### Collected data

::::

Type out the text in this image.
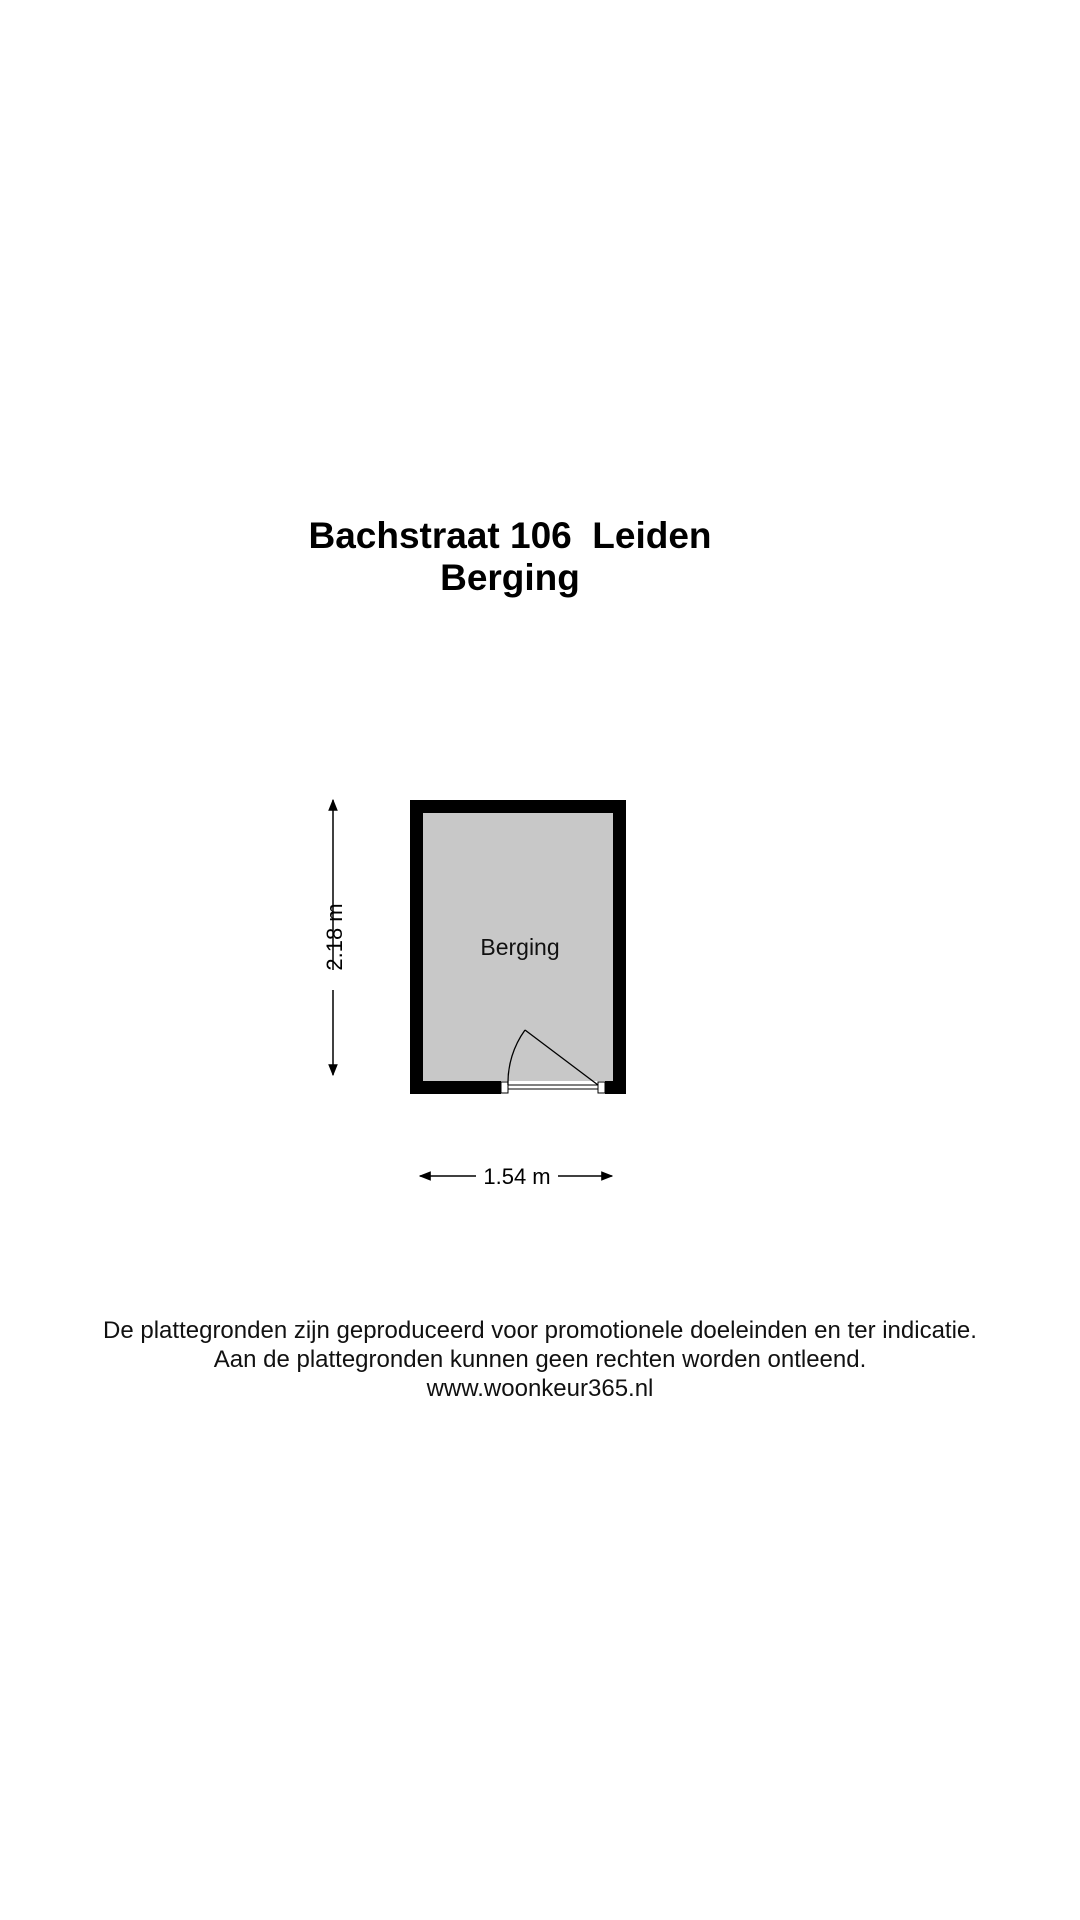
Bachstraat 106  Leiden
Berging
2.18 m	Berging
1.54 m
De plattegronden zijn geproduceerd voor promotionele doeleinden en ter indicatie.
Aan de plattegronden kunnen geen rechten worden ontleend.
www.woonkeur365.nl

::::

### Directive
Each entry above is to be written out again unchanged, apart from the pictures, which are left out.

### Task result
Type out the text in this image.
Bachstraat 106  Leiden
Berging
2.18 m	Berging
1.54 m
De plattegronden zijn geproduceerd voor promotionele doeleinden en ter indicatie.
Aan de plattegronden kunnen geen rechten worden ontleend.
www.woonkeur365.nl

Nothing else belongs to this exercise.